Stored entries:
--- begin ---

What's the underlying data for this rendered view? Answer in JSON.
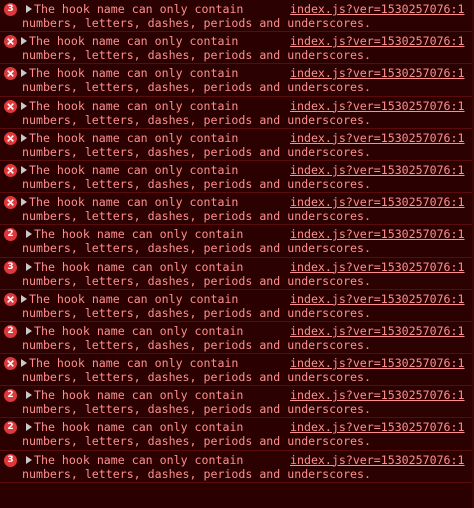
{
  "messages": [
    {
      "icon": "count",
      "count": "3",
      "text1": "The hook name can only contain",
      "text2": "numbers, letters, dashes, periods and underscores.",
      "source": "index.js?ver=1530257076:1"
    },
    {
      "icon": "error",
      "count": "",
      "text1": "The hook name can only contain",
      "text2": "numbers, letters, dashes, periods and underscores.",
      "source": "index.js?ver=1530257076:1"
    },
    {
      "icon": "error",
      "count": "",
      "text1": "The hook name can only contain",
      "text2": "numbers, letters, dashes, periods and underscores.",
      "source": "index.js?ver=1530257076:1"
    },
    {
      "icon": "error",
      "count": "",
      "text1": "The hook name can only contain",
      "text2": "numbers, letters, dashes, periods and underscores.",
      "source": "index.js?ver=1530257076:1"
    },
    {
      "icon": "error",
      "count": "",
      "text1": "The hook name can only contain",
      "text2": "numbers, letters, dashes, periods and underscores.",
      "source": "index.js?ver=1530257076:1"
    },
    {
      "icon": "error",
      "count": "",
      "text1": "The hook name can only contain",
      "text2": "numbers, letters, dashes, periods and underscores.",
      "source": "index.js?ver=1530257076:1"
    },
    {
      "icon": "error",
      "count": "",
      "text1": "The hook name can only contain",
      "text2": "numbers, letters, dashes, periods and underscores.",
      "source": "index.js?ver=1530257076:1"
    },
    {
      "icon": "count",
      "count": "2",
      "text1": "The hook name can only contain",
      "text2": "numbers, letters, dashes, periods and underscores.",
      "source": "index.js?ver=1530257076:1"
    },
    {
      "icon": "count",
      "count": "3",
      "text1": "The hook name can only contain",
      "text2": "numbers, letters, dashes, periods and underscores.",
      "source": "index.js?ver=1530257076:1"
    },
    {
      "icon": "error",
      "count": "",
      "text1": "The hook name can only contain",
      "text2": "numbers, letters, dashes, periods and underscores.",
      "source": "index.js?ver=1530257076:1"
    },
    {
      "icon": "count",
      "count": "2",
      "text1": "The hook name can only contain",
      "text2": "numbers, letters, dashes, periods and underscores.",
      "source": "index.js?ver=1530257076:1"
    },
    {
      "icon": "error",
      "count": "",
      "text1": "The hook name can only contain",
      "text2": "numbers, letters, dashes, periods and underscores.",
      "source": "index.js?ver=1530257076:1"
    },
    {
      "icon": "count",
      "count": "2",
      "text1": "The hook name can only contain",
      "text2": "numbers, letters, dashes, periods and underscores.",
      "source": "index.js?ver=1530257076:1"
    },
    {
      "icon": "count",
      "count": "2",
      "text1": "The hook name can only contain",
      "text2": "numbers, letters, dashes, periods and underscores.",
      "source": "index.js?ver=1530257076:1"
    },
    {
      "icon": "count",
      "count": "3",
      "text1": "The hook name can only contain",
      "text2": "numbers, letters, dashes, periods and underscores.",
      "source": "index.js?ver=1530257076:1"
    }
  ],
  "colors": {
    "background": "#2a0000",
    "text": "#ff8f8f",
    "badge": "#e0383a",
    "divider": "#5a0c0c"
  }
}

--- end ---

Task goal: Repeat the data exactly, dropping every picture it holds.

Output of the exercise:
What's the underlying data for this rendered view? Answer in JSON.
{
  "messages": [
    {
      "icon": "count",
      "count": "3",
      "text1": "The hook name can only contain",
      "text2": "numbers, letters, dashes, periods and underscores.",
      "source": "index.js?ver=1530257076:1"
    },
    {
      "icon": "error",
      "count": "",
      "text1": "The hook name can only contain",
      "text2": "numbers, letters, dashes, periods and underscores.",
      "source": "index.js?ver=1530257076:1"
    },
    {
      "icon": "error",
      "count": "",
      "text1": "The hook name can only contain",
      "text2": "numbers, letters, dashes, periods and underscores.",
      "source": "index.js?ver=1530257076:1"
    },
    {
      "icon": "error",
      "count": "",
      "text1": "The hook name can only contain",
      "text2": "numbers, letters, dashes, periods and underscores.",
      "source": "index.js?ver=1530257076:1"
    },
    {
      "icon": "error",
      "count": "",
      "text1": "The hook name can only contain",
      "text2": "numbers, letters, dashes, periods and underscores.",
      "source": "index.js?ver=1530257076:1"
    },
    {
      "icon": "error",
      "count": "",
      "text1": "The hook name can only contain",
      "text2": "numbers, letters, dashes, periods and underscores.",
      "source": "index.js?ver=1530257076:1"
    },
    {
      "icon": "error",
      "count": "",
      "text1": "The hook name can only contain",
      "text2": "numbers, letters, dashes, periods and underscores.",
      "source": "index.js?ver=1530257076:1"
    },
    {
      "icon": "count",
      "count": "2",
      "text1": "The hook name can only contain",
      "text2": "numbers, letters, dashes, periods and underscores.",
      "source": "index.js?ver=1530257076:1"
    },
    {
      "icon": "count",
      "count": "3",
      "text1": "The hook name can only contain",
      "text2": "numbers, letters, dashes, periods and underscores.",
      "source": "index.js?ver=1530257076:1"
    },
    {
      "icon": "error",
      "count": "",
      "text1": "The hook name can only contain",
      "text2": "numbers, letters, dashes, periods and underscores.",
      "source": "index.js?ver=1530257076:1"
    },
    {
      "icon": "count",
      "count": "2",
      "text1": "The hook name can only contain",
      "text2": "numbers, letters, dashes, periods and underscores.",
      "source": "index.js?ver=1530257076:1"
    },
    {
      "icon": "error",
      "count": "",
      "text1": "The hook name can only contain",
      "text2": "numbers, letters, dashes, periods and underscores.",
      "source": "index.js?ver=1530257076:1"
    },
    {
      "icon": "count",
      "count": "2",
      "text1": "The hook name can only contain",
      "text2": "numbers, letters, dashes, periods and underscores.",
      "source": "index.js?ver=1530257076:1"
    },
    {
      "icon": "count",
      "count": "2",
      "text1": "The hook name can only contain",
      "text2": "numbers, letters, dashes, periods and underscores.",
      "source": "index.js?ver=1530257076:1"
    },
    {
      "icon": "count",
      "count": "3",
      "text1": "The hook name can only contain",
      "text2": "numbers, letters, dashes, periods and underscores.",
      "source": "index.js?ver=1530257076:1"
    }
  ],
  "colors": {
    "background": "#2a0000",
    "text": "#ff8f8f",
    "badge": "#e0383a",
    "divider": "#5a0c0c"
  }
}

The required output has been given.